▶ _GIVEN EXERCISE_
From the entries below, keep only the lines that contain the word "séjour", and copy each one. Capital and small letters must match.

============================================================

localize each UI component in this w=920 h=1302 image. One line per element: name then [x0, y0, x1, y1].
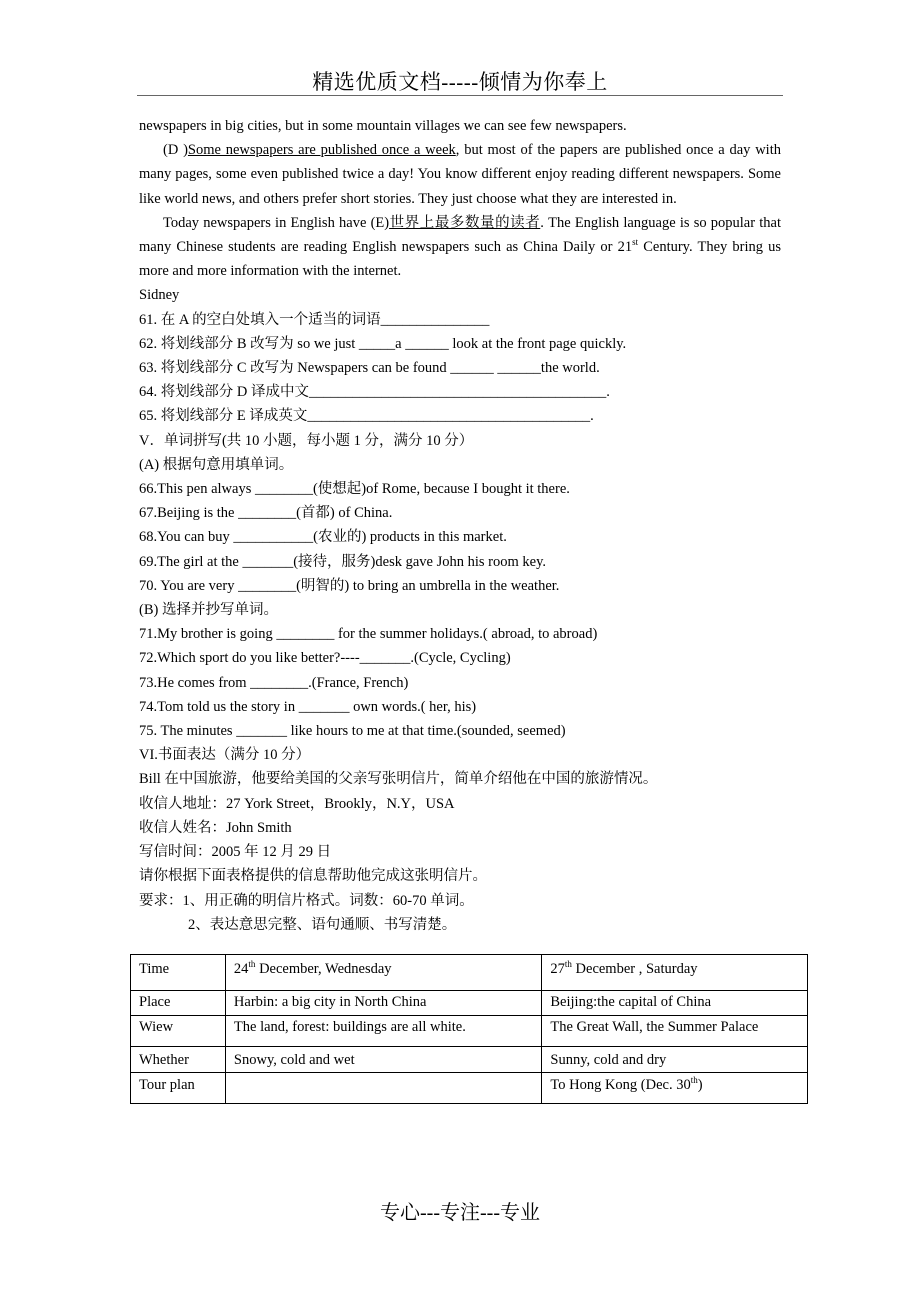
question-65: 65. 将划线部分 E 译成英文_______________________________________.: [139, 408, 594, 425]
table-cell-harbin: The land, forest: buildings are all white.: [225, 1016, 541, 1047]
section-5-title: V．单词拼写(共 10 小题，每小题 1 分，满分 10 分）: [139, 432, 474, 449]
page-header-title: 精选优质文档-----倾情为你奉上: [312, 70, 608, 94]
paragraph-e-text-middle: . The English language is so popular that many Chinese students are reading English newspapers such as China Daily or 21: [139, 214, 782, 256]
plan-text-end: ): [697, 1077, 703, 1093]
plan-text: To Hong Kong (Dec. 30: [550, 1077, 691, 1093]
question-66: 66.This pen always ________(使想起)of Rome, because I bought it there.: [139, 481, 570, 498]
travel-info-table: [130, 954, 808, 1104]
signature: Sidney: [139, 287, 180, 304]
section-6-instruction: 请你根据下面表格提供的信息帮助他完成这张明信片。: [139, 868, 487, 885]
recipient-address: 收信人地址：27 York Street，Brookly，N.Y，USA: [139, 795, 455, 812]
table-row-tour-plan: [131, 1073, 808, 1104]
date-suffix: th: [690, 1075, 698, 1086]
table-cell-harbin: [225, 955, 541, 991]
date-rest: December , Saturday: [571, 961, 698, 977]
paragraph-e: [139, 211, 781, 284]
table-cell-beijing: Beijing:the capital of China: [542, 991, 808, 1016]
question-73: 73.He comes from ________.(France, French): [139, 674, 409, 691]
section-6-title: VI.书面表达（满分 10 分）: [139, 747, 311, 764]
question-74: 74.Tom told us the story in _______ own words.( her, his): [139, 698, 477, 715]
section-5-part-b: (B) 选择并抄写单词。: [139, 602, 278, 619]
document-body: [139, 114, 781, 937]
table-cell-beijing: [542, 1073, 808, 1104]
section-5-part-a: (A) 根据句意用填单词。: [139, 456, 294, 473]
question-72: 72.Which sport do you like better?----_______.(Cycle, Cycling): [139, 650, 511, 667]
requirement-1: 要求：1、用正确的明信片格式。词数：60-70 单词。: [139, 892, 474, 909]
table-cell-label: Place: [131, 991, 226, 1016]
table-row-time: [131, 955, 808, 991]
table-row-view: [131, 1016, 808, 1047]
date-rest: December, Wednesday: [255, 961, 392, 977]
question-70: 70. You are very ________(明智的) to bring an umbrella in the weather.: [139, 577, 560, 594]
page-footer: 专心---专注---专业: [380, 1202, 540, 1224]
table-cell-label: Time: [131, 955, 226, 991]
paragraph-e-superscript: st: [632, 237, 639, 248]
header-divider: [137, 95, 783, 96]
question-63: 63. 将划线部分 C 改写为 Newspapers can be found ______ ______the world.: [139, 360, 600, 377]
question-64: 64. 将划线部分 D 译成中文_________________________________________.: [139, 384, 610, 401]
paragraph-d-label: (D ): [163, 142, 188, 159]
table-cell-beijing: Sunny, cold and dry: [542, 1047, 808, 1073]
requirement-2: 2、表达意思完整、语句通顺、书写清楚。: [188, 916, 457, 933]
letter-date: 写信时间：2005 年 12 月 29 日: [139, 844, 332, 861]
table-cell-beijing: The Great Wall, the Summer Palace: [542, 1016, 808, 1047]
date-suffix: th: [564, 959, 572, 970]
table-cell-beijing: [542, 955, 808, 991]
table-cell-label: Wiew: [131, 1016, 226, 1047]
passage-line: newspapers in big cities, but in some mountain villages we can see few newspapers.: [139, 118, 627, 134]
paragraph-e-text-end: Century. They bring us more and more information with the internet.: [139, 239, 781, 280]
table-row-place: [131, 991, 808, 1016]
table-cell-label: Tour plan: [131, 1073, 226, 1104]
recipient-name: 收信人姓名：John Smith: [139, 819, 292, 836]
question-71: 71.My brother is going ________ for the summer holidays.( abroad, to abroad): [139, 626, 598, 643]
table-cell-label: Whether: [131, 1047, 226, 1073]
table-row-weather: [131, 1047, 808, 1073]
question-75: 75. The minutes _______ like hours to me at that time.(sounded, seemed): [139, 723, 566, 740]
underlined-part-e: 世界上最多数量的读者: [389, 214, 541, 231]
date-number: 24: [233, 961, 249, 977]
question-67: 67.Beijing is the ________(首都) of China.: [139, 505, 393, 522]
table-cell-harbin: Harbin: a big city in North China: [225, 991, 541, 1016]
date-suffix: th: [248, 959, 256, 970]
date-number: 27: [550, 961, 565, 977]
paragraph-d: [139, 138, 781, 211]
paragraph-e-text-start: Today newspapers in English have (E): [163, 214, 390, 231]
question-69: 69.The girl at the _______(接待，服务)desk gave John his room key.: [139, 553, 547, 570]
table-cell-harbin: [225, 1073, 541, 1104]
question-61: 61. 在 A 的空白处填入一个适当的词语_______________: [139, 311, 490, 328]
question-68: 68.You can buy ___________(农业的) products in this market.: [139, 529, 507, 546]
underlined-part-d: Some newspapers are published once a week: [187, 142, 456, 159]
section-6-intro: Bill 在中国旅游，他要给美国的父亲写张明信片，简单介绍他在中国的旅游情况。: [139, 771, 658, 788]
question-62: 62. 将划线部分 B 改写为 so we just _____a ______ look at the front page quickly.: [139, 335, 627, 352]
paragraph-d-text: , but most of the papers are published once a day with many pages, some even published twice a day! You know different enjoy reading different newspapers. Some like world news, and others prefer short stories. They just choose what they are interested in.: [139, 142, 781, 207]
table-cell-harbin: Snowy, cold and wet: [225, 1047, 541, 1073]
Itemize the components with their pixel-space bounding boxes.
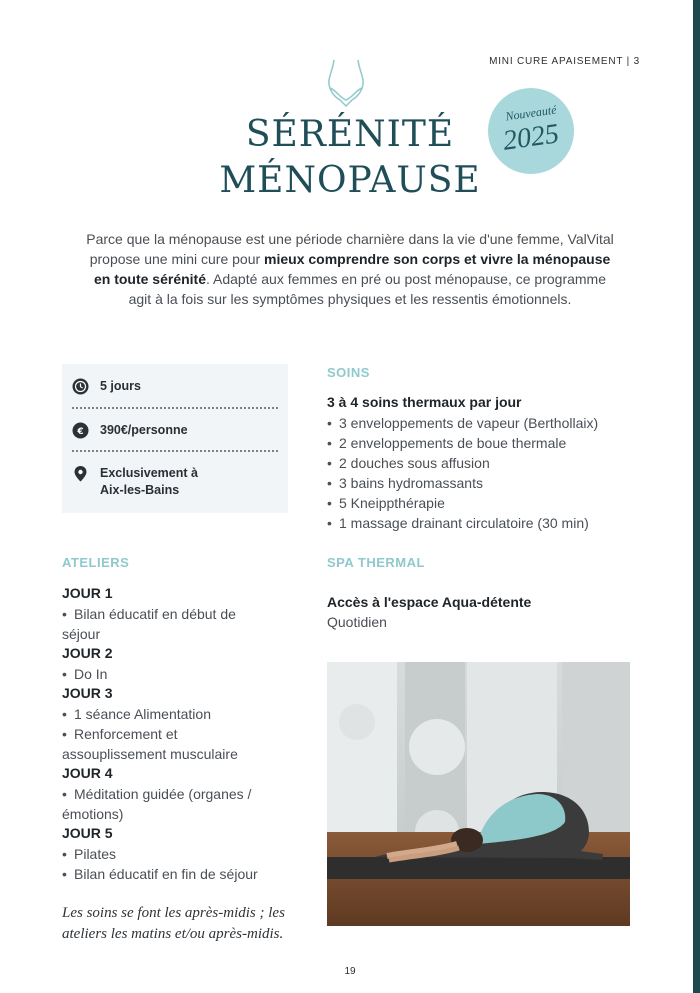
intro-bold: mieux comprendre son corps et vivre la ménopause en toute sérénité — [93, 251, 611, 287]
ateliers-title: ATELIERS — [62, 555, 130, 570]
bullet: • — [327, 495, 332, 511]
yoga-photo — [327, 662, 630, 926]
bullet: • — [327, 415, 332, 431]
info-card — [62, 364, 288, 513]
atelier-item — [62, 784, 251, 804]
atelier-item-text: Do In — [74, 666, 108, 682]
map-pin-icon — [72, 465, 89, 482]
atelier-item — [62, 804, 123, 824]
atelier-item — [62, 624, 100, 644]
bullet: • — [327, 515, 332, 531]
bullet: • — [62, 726, 67, 742]
atelier-item-text: émotions) — [62, 806, 124, 822]
day-heading: JOUR 2 — [62, 645, 113, 661]
location-line1: Exclusivement à — [100, 466, 198, 480]
euro-coin-icon — [72, 422, 89, 439]
badge-year: 2025 — [501, 118, 561, 157]
badge-label: Nouveauté — [504, 102, 558, 124]
soins-item-text: 2 enveloppements de boue thermale — [339, 435, 567, 451]
intro-paragraph — [86, 229, 614, 309]
footnote-line2: ateliers les matins et/ou après-midis. — [62, 926, 284, 942]
soins-item-text: 1 massage drainant circulatoire (30 min) — [339, 515, 589, 531]
spa-title: SPA THERMAL — [327, 555, 425, 570]
page-number: 19 — [344, 966, 356, 977]
atelier-item — [62, 744, 238, 764]
page-title-line1: SÉRÉNITÉ — [245, 114, 455, 155]
soins-item-text: 2 douches sous affusion — [339, 455, 490, 471]
location-line2: Aix-les-Bains — [100, 483, 180, 497]
svg-text:€: € — [77, 427, 84, 437]
atelier-item-text: Bilan éducatif en début de — [74, 606, 236, 622]
soins-title: SOINS — [327, 365, 370, 380]
bullet: • — [62, 606, 67, 622]
price-row — [72, 422, 278, 439]
day-heading: JOUR 5 — [62, 825, 113, 841]
bullet: • — [327, 475, 332, 491]
bullet: • — [62, 866, 67, 882]
clock-icon — [72, 378, 89, 395]
day-heading: JOUR 3 — [62, 685, 113, 701]
new-badge — [488, 88, 574, 174]
day-heading: JOUR 4 — [62, 765, 113, 781]
page-edge-bar — [693, 0, 700, 993]
atelier-item-text: Bilan éducatif en fin de séjour — [74, 866, 258, 882]
bullet: • — [62, 666, 67, 682]
location-row — [72, 465, 278, 499]
soins-list-item — [327, 473, 483, 493]
spa-subtext: Quotidien — [327, 614, 387, 630]
atelier-item-text: Renforcement et — [74, 726, 178, 742]
soins-list-item — [327, 413, 598, 433]
soins-list-item — [327, 433, 566, 453]
bullet: • — [62, 706, 67, 722]
price-text: 390€/personne — [100, 423, 188, 437]
intro-text-2: . Adapté aux femmes en pré ou post ménopause, ce programme agit à la fois sur les symptômes physiques et les ressentis émotionnels. — [128, 271, 607, 307]
soins-item-text: 3 bains hydromassants — [339, 475, 483, 491]
intro-text-1: Parce que la ménopause est une période charnière dans la vie d'une femme, ValVital propose une mini cure pour — [86, 231, 614, 267]
atelier-item-text: Pilates — [74, 846, 117, 862]
atelier-item — [62, 604, 236, 624]
divider — [72, 407, 278, 409]
soins-list-item — [327, 513, 589, 533]
atelier-item — [62, 704, 211, 724]
soins-item-text: 5 Kneippthérapie — [339, 495, 445, 511]
duration-row — [72, 378, 278, 395]
spa-heading: Accès à l'espace Aqua-détente — [327, 594, 532, 610]
atelier-item-text: séjour — [62, 626, 101, 642]
atelier-item — [62, 664, 107, 684]
atelier-item — [62, 844, 116, 864]
duration-text: 5 jours — [100, 379, 141, 393]
footnote — [62, 903, 302, 945]
location-text — [100, 465, 198, 499]
soins-list-item — [327, 453, 490, 473]
female-body-icon — [326, 58, 366, 108]
day-heading: JOUR 1 — [62, 585, 113, 601]
bullet: • — [62, 846, 67, 862]
soins-list-item — [327, 493, 445, 513]
bullet: • — [327, 455, 332, 471]
bullet: • — [62, 786, 67, 802]
bullet: • — [327, 435, 332, 451]
footnote-line1: Les soins se font les après-midis ; les — [62, 905, 285, 921]
page-title-line2: MÉNOPAUSE — [219, 160, 481, 201]
atelier-item — [62, 724, 178, 744]
atelier-item — [62, 864, 258, 884]
soins-item-text: 3 enveloppements de vapeur (Berthollaix) — [339, 415, 599, 431]
header-tag: MINI CURE APAISEMENT | 3 — [489, 56, 640, 67]
soins-heading: 3 à 4 soins thermaux par jour — [327, 394, 522, 410]
atelier-item-text: assouplissement musculaire — [62, 746, 238, 762]
atelier-item-text: Méditation guidée (organes / — [74, 786, 252, 802]
divider — [72, 450, 278, 452]
atelier-item-text: 1 séance Alimentation — [74, 706, 211, 722]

============================================================

▶ _EXPECTED ANSWER_
atelier-item-text: Bilan éducatif en fin de séjour — [74, 866, 258, 882]
atelier-item-text: séjour — [62, 626, 101, 642]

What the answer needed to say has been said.